Extract the complete listing and repeat it word for word.

Given records »
-- Begin --

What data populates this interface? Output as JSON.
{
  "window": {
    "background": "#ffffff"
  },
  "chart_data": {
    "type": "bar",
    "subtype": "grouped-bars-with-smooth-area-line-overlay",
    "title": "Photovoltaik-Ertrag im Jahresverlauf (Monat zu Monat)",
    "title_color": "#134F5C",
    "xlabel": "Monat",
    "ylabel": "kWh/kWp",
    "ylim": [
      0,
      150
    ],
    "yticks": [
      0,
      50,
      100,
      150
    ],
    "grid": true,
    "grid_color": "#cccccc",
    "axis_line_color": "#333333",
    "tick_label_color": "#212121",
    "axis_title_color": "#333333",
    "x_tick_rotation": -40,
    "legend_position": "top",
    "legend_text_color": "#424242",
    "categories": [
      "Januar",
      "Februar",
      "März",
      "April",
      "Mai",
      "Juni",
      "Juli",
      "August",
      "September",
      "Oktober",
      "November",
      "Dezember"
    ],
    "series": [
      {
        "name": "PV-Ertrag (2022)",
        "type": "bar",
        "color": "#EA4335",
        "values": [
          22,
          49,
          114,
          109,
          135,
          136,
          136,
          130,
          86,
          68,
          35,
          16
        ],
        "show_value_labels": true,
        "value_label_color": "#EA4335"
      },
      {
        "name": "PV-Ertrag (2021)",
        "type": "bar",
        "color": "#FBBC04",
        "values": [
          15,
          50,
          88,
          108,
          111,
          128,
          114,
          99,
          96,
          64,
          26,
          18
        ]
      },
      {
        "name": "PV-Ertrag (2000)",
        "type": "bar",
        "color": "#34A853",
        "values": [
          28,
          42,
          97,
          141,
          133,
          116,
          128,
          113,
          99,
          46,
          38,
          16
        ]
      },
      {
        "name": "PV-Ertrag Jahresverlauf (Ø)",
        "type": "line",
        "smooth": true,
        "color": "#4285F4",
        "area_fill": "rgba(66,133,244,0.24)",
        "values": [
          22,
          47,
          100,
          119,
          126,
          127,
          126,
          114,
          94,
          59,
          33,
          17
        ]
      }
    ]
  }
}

-- End --

Answer below »
What data populates this interface? Output as JSON.
{
  "window": {
    "background": "#ffffff"
  },
  "chart_data": {
    "type": "bar",
    "subtype": "grouped-bars-with-smooth-area-line-overlay",
    "title": "Photovoltaik-Ertrag im Jahresverlauf (Monat zu Monat)",
    "title_color": "#134F5C",
    "xlabel": "Monat",
    "ylabel": "kWh/kWp",
    "ylim": [
      0,
      150
    ],
    "yticks": [
      0,
      50,
      100,
      150
    ],
    "grid": true,
    "grid_color": "#cccccc",
    "axis_line_color": "#333333",
    "tick_label_color": "#212121",
    "axis_title_color": "#333333",
    "x_tick_rotation": -40,
    "legend_position": "top",
    "legend_text_color": "#424242",
    "categories": [
      "Januar",
      "Februar",
      "März",
      "April",
      "Mai",
      "Juni",
      "Juli",
      "August",
      "September",
      "Oktober",
      "November",
      "Dezember"
    ],
    "series": [
      {
        "name": "PV-Ertrag (2022)",
        "type": "bar",
        "color": "#EA4335",
        "values": [
          22,
          49,
          114,
          109,
          135,
          136,
          136,
          130,
          86,
          68,
          35,
          16
        ],
        "show_value_labels": true,
        "value_label_color": "#EA4335"
      },
      {
        "name": "PV-Ertrag (2021)",
        "type": "bar",
        "color": "#FBBC04",
        "values": [
          15,
          50,
          88,
          108,
          111,
          128,
          114,
          99,
          96,
          64,
          26,
          18
        ]
      },
      {
        "name": "PV-Ertrag (2000)",
        "type": "bar",
        "color": "#34A853",
        "values": [
          28,
          42,
          97,
          141,
          133,
          116,
          128,
          113,
          99,
          46,
          38,
          16
        ]
      },
      {
        "name": "PV-Ertrag Jahresverlauf (Ø)",
        "type": "line",
        "smooth": true,
        "color": "#4285F4",
        "area_fill": "rgba(66,133,244,0.24)",
        "values": [
          22,
          47,
          100,
          119,
          126,
          127,
          126,
          114,
          94,
          59,
          33,
          17
        ]
      }
    ]
  }
}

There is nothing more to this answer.